▶ **WORK TO DO**:
Copy out the records from the line containing "enumerate the UI" through the line containing "thumbs-down-icon[interactable]: 👎 —", keeping each line as it is.

▶ **PROVIDED DATA**:
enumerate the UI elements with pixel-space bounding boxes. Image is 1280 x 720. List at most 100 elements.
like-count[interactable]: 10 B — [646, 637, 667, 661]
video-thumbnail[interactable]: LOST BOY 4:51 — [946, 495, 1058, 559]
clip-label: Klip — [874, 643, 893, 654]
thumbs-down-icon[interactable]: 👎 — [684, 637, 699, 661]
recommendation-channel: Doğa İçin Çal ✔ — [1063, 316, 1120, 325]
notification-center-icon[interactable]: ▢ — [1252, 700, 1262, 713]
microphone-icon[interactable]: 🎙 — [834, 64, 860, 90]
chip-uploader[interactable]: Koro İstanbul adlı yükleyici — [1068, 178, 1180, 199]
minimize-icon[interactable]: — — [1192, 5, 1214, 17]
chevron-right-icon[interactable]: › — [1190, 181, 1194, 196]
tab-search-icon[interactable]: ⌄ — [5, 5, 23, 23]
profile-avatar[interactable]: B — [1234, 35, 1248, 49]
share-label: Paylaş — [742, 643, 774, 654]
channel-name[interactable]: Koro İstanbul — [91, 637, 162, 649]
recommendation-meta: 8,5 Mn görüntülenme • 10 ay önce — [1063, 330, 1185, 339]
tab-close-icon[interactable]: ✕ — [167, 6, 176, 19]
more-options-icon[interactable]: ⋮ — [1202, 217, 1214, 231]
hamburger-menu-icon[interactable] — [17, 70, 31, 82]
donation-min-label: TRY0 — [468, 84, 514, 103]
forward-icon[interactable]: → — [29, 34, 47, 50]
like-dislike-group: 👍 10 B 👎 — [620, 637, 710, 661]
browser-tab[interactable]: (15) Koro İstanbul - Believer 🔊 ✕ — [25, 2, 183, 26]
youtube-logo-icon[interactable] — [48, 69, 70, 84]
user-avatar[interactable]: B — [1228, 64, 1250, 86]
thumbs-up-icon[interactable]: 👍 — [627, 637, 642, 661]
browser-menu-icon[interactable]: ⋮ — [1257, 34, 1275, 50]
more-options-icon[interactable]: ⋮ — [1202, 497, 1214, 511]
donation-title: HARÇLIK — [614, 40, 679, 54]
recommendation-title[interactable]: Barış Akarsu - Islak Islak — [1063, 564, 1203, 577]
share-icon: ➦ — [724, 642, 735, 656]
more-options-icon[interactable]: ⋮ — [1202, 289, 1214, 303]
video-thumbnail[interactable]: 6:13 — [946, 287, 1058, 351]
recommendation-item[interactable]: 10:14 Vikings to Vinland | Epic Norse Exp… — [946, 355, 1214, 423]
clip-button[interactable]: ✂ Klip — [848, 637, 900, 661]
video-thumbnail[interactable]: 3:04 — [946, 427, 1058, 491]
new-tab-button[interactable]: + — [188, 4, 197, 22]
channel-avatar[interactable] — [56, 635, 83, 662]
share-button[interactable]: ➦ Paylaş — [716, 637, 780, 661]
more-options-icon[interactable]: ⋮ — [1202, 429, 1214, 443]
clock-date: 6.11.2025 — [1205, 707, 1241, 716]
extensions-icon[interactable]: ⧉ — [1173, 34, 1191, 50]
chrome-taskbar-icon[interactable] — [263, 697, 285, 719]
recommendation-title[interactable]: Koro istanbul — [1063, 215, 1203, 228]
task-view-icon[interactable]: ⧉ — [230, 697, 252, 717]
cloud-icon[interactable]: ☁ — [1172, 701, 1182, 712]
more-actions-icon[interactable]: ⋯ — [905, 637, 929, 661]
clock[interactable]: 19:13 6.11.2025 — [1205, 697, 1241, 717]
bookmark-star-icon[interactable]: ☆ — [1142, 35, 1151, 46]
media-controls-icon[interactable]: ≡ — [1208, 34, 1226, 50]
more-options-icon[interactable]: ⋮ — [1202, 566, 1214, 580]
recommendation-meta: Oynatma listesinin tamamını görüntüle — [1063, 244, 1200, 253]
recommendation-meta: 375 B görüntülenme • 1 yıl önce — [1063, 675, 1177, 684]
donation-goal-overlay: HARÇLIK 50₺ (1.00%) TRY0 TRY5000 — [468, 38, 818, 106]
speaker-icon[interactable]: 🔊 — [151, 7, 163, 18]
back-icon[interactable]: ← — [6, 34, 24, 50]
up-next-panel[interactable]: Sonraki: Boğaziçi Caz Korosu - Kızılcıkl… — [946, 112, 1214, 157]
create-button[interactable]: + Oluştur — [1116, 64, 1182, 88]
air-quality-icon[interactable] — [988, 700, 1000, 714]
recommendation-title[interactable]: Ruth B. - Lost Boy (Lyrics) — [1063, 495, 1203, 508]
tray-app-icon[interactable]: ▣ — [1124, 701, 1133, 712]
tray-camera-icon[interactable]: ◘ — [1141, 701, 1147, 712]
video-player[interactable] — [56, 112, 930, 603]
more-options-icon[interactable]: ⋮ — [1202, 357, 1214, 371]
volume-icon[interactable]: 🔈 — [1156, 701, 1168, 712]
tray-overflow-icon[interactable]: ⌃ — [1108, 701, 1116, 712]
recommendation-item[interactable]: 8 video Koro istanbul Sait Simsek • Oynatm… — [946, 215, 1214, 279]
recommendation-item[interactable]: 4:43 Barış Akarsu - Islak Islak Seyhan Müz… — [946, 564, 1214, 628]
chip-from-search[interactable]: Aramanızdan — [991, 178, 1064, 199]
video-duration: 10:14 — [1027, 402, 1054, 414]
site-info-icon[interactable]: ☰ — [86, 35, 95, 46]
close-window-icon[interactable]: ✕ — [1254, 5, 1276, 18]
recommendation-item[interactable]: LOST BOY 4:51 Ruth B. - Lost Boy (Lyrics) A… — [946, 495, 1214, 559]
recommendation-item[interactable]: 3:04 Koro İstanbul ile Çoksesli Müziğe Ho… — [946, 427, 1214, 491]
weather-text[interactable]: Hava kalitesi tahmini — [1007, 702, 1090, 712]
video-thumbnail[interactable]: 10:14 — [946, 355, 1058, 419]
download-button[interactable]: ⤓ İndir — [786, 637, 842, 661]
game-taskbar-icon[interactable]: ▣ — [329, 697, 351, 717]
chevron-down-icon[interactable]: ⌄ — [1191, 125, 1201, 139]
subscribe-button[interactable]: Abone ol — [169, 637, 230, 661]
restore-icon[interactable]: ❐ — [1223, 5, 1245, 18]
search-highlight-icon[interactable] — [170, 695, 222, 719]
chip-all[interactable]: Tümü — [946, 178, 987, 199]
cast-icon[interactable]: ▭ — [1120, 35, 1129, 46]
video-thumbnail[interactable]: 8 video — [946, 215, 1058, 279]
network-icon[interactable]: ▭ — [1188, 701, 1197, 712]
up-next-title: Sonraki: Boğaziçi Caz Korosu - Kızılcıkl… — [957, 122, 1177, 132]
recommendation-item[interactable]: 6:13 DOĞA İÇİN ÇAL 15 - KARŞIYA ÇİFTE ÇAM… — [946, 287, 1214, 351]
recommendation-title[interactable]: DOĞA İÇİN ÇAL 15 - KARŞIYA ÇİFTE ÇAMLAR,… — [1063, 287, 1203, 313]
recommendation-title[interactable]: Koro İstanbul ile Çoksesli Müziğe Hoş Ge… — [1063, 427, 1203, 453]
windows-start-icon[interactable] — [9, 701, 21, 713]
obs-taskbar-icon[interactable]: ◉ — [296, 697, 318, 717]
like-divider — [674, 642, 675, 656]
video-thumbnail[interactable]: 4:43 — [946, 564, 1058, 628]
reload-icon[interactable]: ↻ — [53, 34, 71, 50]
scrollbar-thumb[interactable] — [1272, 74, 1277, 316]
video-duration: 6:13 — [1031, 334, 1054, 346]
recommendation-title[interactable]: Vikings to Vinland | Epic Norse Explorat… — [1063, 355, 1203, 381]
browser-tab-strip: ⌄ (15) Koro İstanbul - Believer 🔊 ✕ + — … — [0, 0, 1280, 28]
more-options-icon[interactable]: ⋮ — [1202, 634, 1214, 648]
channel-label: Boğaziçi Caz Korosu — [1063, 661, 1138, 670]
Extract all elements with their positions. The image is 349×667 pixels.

...

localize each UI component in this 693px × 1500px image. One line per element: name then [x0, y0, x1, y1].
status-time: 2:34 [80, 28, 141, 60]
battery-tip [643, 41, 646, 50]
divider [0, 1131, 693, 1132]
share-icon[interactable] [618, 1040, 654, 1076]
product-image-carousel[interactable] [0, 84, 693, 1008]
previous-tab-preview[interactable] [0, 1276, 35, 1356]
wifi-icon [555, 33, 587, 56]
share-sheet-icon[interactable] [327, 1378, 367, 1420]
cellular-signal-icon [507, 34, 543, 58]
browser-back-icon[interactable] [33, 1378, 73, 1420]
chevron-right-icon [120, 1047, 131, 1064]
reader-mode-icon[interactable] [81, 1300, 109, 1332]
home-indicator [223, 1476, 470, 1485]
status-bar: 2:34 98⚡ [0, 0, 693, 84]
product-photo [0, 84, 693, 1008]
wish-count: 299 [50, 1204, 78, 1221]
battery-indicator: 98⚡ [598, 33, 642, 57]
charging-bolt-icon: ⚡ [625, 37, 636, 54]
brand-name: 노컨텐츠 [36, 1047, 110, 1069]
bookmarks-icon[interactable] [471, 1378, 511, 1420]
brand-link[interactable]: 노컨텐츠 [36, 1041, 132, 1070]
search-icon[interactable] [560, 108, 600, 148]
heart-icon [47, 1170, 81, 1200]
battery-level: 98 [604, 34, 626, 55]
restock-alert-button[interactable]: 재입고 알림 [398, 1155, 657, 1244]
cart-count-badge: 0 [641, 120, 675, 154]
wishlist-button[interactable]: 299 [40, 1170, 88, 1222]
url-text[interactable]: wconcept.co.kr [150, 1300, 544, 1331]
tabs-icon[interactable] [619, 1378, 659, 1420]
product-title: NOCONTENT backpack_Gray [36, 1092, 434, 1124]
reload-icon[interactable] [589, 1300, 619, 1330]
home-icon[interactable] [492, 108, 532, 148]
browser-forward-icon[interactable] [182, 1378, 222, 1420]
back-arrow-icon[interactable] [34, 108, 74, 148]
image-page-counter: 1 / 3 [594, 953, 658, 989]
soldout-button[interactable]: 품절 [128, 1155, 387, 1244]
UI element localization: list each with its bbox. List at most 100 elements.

▶ **RESPONSE TO THE TASK**:
enumerate the UI elements with pixel-space bounding boxes. Image is 1280 x 720. List at most 100 elements.
like-count[interactable]: 10 B — [646, 637, 667, 661]
video-thumbnail[interactable]: LOST BOY 4:51 — [946, 495, 1058, 559]
clip-label: Klip — [874, 643, 893, 654]
thumbs-down-icon[interactable]: 👎 — [684, 637, 699, 661]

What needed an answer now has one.